*** Data for this task

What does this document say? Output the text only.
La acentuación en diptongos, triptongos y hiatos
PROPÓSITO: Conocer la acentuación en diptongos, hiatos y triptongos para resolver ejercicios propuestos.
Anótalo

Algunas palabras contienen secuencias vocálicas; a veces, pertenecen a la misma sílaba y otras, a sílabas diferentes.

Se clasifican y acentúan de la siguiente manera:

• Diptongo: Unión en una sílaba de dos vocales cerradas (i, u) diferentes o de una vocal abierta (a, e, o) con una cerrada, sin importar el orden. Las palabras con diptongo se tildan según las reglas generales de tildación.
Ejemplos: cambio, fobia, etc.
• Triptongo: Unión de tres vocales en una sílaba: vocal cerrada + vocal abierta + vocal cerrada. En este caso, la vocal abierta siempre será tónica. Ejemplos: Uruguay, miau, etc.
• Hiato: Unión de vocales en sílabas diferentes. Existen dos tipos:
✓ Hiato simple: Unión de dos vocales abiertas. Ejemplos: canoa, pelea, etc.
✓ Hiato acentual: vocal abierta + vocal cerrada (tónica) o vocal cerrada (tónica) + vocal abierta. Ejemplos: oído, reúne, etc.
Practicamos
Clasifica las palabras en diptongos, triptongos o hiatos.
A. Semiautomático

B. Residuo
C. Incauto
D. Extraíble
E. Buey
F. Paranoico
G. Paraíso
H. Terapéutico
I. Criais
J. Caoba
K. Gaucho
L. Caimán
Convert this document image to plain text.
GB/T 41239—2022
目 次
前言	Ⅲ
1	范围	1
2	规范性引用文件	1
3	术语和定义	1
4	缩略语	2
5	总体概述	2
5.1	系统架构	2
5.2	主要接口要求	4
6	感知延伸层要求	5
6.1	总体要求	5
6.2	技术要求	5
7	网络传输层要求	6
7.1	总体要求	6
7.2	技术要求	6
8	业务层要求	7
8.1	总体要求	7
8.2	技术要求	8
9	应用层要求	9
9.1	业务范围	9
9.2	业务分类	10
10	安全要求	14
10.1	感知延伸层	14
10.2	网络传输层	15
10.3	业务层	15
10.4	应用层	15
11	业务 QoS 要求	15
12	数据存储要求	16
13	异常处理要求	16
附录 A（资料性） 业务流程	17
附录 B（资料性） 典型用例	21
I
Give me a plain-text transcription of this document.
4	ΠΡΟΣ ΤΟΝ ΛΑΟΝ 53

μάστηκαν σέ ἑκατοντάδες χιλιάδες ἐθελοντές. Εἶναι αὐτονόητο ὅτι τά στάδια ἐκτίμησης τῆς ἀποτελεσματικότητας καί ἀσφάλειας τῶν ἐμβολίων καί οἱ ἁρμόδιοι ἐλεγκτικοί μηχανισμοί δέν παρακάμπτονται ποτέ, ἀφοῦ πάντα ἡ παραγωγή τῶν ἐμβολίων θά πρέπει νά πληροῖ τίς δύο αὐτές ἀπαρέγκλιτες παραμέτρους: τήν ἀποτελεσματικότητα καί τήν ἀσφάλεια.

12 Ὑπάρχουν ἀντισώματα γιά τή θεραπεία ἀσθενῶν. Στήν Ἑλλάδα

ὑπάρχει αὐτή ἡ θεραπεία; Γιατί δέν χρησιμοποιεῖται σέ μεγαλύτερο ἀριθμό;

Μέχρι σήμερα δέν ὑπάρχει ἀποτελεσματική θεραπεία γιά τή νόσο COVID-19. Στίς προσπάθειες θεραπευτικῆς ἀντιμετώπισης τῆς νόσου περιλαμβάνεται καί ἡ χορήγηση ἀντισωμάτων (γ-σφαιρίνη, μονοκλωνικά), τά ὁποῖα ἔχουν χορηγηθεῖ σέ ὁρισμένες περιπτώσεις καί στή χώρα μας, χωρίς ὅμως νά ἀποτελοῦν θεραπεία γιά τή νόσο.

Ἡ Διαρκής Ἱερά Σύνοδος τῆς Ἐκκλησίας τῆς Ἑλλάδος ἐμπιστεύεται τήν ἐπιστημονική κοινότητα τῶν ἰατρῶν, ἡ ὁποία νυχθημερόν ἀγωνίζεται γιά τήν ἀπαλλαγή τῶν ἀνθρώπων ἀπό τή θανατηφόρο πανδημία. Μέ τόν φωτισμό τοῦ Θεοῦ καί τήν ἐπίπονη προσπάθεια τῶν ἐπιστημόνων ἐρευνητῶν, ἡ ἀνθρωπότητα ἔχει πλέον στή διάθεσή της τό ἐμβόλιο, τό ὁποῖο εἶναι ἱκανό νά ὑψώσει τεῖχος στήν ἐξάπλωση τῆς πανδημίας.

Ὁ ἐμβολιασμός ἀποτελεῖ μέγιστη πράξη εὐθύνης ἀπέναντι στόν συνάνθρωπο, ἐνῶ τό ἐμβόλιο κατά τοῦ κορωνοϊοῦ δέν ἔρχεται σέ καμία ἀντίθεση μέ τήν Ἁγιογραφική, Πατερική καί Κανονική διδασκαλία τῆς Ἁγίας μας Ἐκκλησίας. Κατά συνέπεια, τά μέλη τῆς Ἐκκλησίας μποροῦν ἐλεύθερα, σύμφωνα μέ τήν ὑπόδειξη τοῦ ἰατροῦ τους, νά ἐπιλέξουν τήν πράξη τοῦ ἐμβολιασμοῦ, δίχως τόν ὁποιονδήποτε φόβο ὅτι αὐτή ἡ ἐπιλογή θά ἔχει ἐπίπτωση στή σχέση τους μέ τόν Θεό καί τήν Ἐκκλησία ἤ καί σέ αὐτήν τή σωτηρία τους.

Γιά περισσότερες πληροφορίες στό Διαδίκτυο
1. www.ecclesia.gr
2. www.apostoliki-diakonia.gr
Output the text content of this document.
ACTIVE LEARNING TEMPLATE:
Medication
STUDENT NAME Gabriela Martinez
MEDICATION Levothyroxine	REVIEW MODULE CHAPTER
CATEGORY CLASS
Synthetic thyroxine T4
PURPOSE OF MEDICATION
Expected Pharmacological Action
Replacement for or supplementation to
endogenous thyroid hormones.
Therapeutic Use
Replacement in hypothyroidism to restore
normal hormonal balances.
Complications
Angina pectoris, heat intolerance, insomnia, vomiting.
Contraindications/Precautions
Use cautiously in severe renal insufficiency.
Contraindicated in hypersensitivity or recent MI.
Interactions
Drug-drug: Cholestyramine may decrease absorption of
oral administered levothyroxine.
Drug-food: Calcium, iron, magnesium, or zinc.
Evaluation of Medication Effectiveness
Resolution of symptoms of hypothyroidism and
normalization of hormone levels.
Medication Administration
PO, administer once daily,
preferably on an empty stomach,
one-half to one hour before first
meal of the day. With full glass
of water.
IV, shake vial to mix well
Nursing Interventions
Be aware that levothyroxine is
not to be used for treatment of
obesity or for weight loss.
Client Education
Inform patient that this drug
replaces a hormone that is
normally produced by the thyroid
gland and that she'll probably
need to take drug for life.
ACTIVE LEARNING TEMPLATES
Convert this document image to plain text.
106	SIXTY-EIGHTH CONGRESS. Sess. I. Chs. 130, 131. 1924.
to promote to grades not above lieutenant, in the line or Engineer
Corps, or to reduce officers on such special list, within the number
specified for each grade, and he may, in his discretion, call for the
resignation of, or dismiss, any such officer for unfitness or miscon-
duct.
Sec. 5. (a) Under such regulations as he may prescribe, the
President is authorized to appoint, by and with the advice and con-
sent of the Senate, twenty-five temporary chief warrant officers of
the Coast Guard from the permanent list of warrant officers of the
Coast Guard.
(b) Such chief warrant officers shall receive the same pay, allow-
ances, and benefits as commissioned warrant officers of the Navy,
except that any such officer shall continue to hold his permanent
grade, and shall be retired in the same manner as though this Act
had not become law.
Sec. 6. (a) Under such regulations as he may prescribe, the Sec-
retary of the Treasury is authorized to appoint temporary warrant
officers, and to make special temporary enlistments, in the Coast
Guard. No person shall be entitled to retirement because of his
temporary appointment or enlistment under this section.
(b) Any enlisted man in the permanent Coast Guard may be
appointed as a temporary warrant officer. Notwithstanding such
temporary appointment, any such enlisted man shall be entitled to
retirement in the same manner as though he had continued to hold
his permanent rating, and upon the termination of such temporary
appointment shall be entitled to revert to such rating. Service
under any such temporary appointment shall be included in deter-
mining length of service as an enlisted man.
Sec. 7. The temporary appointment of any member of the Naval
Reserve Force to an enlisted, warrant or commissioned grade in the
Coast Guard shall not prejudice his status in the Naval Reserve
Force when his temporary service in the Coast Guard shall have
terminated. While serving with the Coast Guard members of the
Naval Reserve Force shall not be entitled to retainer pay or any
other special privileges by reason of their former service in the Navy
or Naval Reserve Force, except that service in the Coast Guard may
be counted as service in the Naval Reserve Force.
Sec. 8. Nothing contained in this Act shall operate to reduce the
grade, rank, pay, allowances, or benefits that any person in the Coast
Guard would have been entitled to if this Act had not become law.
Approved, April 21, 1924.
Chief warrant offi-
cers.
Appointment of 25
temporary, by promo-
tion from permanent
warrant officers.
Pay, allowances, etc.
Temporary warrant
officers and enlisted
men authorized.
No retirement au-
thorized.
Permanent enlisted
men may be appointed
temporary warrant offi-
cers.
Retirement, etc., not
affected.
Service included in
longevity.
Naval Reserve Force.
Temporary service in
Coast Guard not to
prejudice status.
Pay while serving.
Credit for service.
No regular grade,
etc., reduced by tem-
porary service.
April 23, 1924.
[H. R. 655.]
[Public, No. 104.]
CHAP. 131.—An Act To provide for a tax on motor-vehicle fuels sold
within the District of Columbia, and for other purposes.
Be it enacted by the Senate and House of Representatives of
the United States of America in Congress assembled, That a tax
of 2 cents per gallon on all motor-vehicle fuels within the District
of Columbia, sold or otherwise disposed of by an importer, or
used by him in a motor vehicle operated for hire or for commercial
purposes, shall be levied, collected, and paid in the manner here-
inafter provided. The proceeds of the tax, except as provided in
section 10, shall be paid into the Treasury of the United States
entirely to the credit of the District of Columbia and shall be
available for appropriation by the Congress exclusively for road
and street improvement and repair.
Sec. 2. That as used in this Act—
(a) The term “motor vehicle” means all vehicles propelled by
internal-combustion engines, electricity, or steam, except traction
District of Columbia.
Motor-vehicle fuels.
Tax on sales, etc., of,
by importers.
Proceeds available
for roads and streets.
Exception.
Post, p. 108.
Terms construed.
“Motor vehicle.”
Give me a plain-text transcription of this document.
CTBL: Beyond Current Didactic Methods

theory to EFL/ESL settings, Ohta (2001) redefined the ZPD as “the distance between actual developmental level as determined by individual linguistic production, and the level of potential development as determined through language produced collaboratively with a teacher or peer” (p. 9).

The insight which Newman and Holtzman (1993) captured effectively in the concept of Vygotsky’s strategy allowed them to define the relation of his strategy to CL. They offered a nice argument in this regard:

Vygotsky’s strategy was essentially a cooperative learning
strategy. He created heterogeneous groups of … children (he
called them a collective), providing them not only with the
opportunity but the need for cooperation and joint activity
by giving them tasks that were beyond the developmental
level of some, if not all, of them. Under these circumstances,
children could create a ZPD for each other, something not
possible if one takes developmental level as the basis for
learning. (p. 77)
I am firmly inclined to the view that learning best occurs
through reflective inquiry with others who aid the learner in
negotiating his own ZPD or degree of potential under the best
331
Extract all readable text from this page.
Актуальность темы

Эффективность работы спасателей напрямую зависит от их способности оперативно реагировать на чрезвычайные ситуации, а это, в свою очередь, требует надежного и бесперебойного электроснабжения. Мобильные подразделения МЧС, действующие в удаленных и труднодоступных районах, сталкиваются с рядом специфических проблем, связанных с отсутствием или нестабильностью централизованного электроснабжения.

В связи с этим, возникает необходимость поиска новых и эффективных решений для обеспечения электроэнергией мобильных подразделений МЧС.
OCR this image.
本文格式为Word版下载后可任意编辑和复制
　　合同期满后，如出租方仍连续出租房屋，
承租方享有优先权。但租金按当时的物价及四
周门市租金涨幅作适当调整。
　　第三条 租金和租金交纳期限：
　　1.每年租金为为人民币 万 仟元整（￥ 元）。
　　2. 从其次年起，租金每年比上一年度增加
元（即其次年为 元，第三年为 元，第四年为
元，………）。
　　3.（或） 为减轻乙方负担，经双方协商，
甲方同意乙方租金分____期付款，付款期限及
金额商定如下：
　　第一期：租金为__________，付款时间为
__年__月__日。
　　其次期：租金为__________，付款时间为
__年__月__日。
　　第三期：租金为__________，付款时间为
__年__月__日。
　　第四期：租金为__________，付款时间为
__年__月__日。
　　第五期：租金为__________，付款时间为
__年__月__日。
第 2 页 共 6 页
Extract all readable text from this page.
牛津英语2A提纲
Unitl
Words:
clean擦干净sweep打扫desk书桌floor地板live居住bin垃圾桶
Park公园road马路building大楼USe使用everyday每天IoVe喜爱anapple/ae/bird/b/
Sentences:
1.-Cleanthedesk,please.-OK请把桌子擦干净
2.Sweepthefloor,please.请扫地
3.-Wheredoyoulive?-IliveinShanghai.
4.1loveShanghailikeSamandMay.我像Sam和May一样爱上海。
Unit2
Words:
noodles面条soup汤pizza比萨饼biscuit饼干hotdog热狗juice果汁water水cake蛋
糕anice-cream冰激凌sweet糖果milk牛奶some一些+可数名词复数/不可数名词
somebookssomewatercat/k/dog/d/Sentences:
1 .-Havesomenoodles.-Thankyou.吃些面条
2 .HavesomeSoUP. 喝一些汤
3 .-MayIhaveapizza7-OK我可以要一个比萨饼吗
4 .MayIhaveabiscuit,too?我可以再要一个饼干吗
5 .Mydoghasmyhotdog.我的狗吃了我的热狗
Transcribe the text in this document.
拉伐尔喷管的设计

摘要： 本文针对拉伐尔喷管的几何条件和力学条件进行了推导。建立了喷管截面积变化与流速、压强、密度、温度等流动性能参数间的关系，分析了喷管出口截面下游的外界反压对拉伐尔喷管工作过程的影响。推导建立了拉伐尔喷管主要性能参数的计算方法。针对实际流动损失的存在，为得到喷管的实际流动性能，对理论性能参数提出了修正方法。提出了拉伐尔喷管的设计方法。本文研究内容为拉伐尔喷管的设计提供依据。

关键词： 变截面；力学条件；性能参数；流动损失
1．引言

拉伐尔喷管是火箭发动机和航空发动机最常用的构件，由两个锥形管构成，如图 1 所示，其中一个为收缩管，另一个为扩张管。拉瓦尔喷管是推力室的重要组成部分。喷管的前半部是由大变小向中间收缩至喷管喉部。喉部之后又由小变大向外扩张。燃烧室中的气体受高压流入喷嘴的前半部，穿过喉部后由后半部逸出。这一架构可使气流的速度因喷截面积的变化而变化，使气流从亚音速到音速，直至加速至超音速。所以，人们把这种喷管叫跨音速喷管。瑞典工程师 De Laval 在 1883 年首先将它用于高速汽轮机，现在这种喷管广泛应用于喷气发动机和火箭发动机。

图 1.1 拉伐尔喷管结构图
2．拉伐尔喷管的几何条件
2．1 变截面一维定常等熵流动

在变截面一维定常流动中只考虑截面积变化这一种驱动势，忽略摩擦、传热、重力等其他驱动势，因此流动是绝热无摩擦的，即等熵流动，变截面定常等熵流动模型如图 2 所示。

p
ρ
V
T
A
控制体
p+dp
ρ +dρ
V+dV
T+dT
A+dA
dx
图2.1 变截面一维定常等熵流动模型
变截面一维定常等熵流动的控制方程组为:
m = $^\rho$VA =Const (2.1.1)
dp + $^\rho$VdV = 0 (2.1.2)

******

* **Problem to work on**
Pick every line with "Coast" in it and copy it.

* **Reply**
the Coast Guard from the permanent list of warrant officers of the
Coast Guard.
officers, and to make special temporary enlistments, in the Coast
(b) Any enlisted man in the permanent Coast Guard may be
Coast Guard shall not prejudice his status in the Naval Reserve
Force when his temporary service in the Coast Guard shall have
terminated. While serving with the Coast Guard members of the
or Naval Reserve Force, except that service in the Coast Guard may
grade, rank, pay, allowances, or benefits that any person in the Coast
Coast Guard not to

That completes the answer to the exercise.